** Data to process follows **

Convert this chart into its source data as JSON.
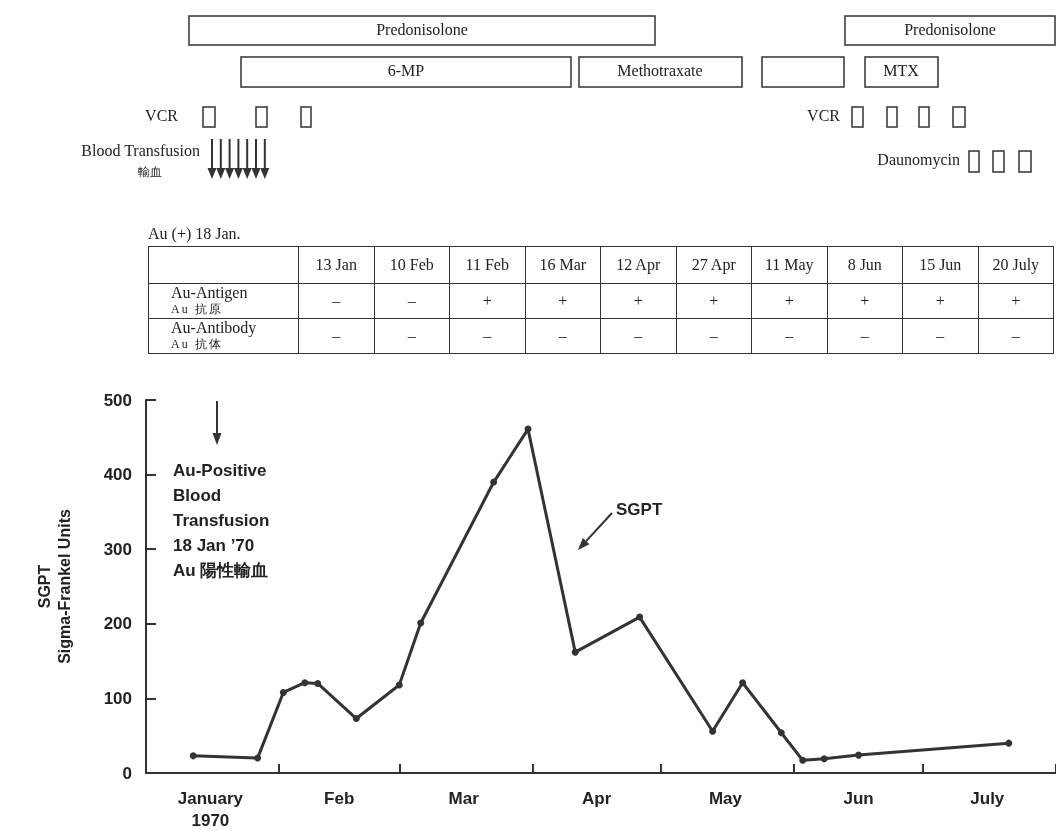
{
  "chart_data": [
    {
      "type": "other",
      "annotations": [
        "Predonisolone",
        "Predonisolone",
        "6-MP",
        "Methotraxate",
        "MTX",
        "VCR",
        "VCR",
        "Blood Transfusion",
        "輸血",
        "Daunomycin"
      ]
    },
    {
      "type": "heatmap",
      "title": "Au (+) 18 Jan.",
      "categories": [
        "13 Jan",
        "10 Feb",
        "11 Feb",
        "16 Mar",
        "12 Apr",
        "27 Apr",
        "11 May",
        "8 Jun",
        "15 Jun",
        "20 July"
      ],
      "y_categories": [
        "Au-Antigen\nAu 抗原",
        "Au-Antibody\nAu 抗体"
      ],
      "cells": [
        [
          null,
          null,
          null,
          null,
          null,
          null,
          null,
          null,
          null,
          null
        ],
        [
          null,
          null,
          null,
          null,
          null,
          null,
          null,
          null,
          null,
          null
        ]
      ],
      "cell_labels": [
        [
          "–",
          "–",
          "+",
          "+",
          "+",
          "+",
          "+",
          "+",
          "+",
          "+"
        ],
        [
          "–",
          "–",
          "–",
          "–",
          "–",
          "–",
          "–",
          "–",
          "–",
          "–"
        ]
      ]
    },
    {
      "type": "line",
      "ylabel": "SGPT\nSigma-Frankel Units",
      "x": [
        "1970-01-12",
        "1970-01-27",
        "1970-02-02",
        "1970-02-07",
        "1970-02-10",
        "1970-02-19",
        "1970-03-01",
        "1970-03-06",
        "1970-03-23",
        "1970-03-31",
        "1970-04-11",
        "1970-04-26",
        "1970-05-13",
        "1970-05-20",
        "1970-05-29",
        "1970-06-03",
        "1970-06-08",
        "1970-06-16",
        "1970-07-21"
      ],
      "series": [
        {
          "color": "#333333",
          "values": [
            23,
            20,
            108,
            121,
            120,
            73,
            118,
            201,
            390,
            461,
            162,
            209,
            56,
            121,
            54,
            17,
            19,
            24,
            40
          ]
        }
      ],
      "xlim": [
        "1970-01-01",
        "1970-08-01"
      ],
      "xticks": [
        {
          "value": "1970-02-01",
          "label": null
        },
        {
          "value": "1970-03-01",
          "label": null
        },
        {
          "value": "1970-04-01",
          "label": null
        },
        {
          "value": "1970-05-01",
          "label": null
        },
        {
          "value": "1970-06-01",
          "label": null
        },
        {
          "value": "1970-07-01",
          "label": null
        },
        {
          "value": "1970-08-01",
          "label": null
        },
        {
          "value": "1970-01-16",
          "label": "January\n1970"
        },
        {
          "value": "1970-02-15",
          "label": "Feb"
        },
        {
          "value": "1970-03-16",
          "label": "Mar"
        },
        {
          "value": "1970-04-16",
          "label": "Apr"
        },
        {
          "value": "1970-05-16",
          "label": "May"
        },
        {
          "value": "1970-06-16",
          "label": "Jun"
        },
        {
          "value": "1970-07-16",
          "label": "July"
        }
      ],
      "ylim": [
        0,
        500
      ],
      "yticks": [
        0,
        100,
        200,
        300,
        400,
        500
      ],
      "grid": false,
      "marker": "circle",
      "line_style": "solid",
      "annotations": [
        "Au-Positive\nBlood\nTransfusion\n18 Jan ’70\nAu 陽性輸血",
        "SGPT"
      ]
    }
  ]
}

** End of Data to process **

Task to carry out
Using the data above, report the number of lines that contain the string "SGPT", and only that number.

Solution for this task
2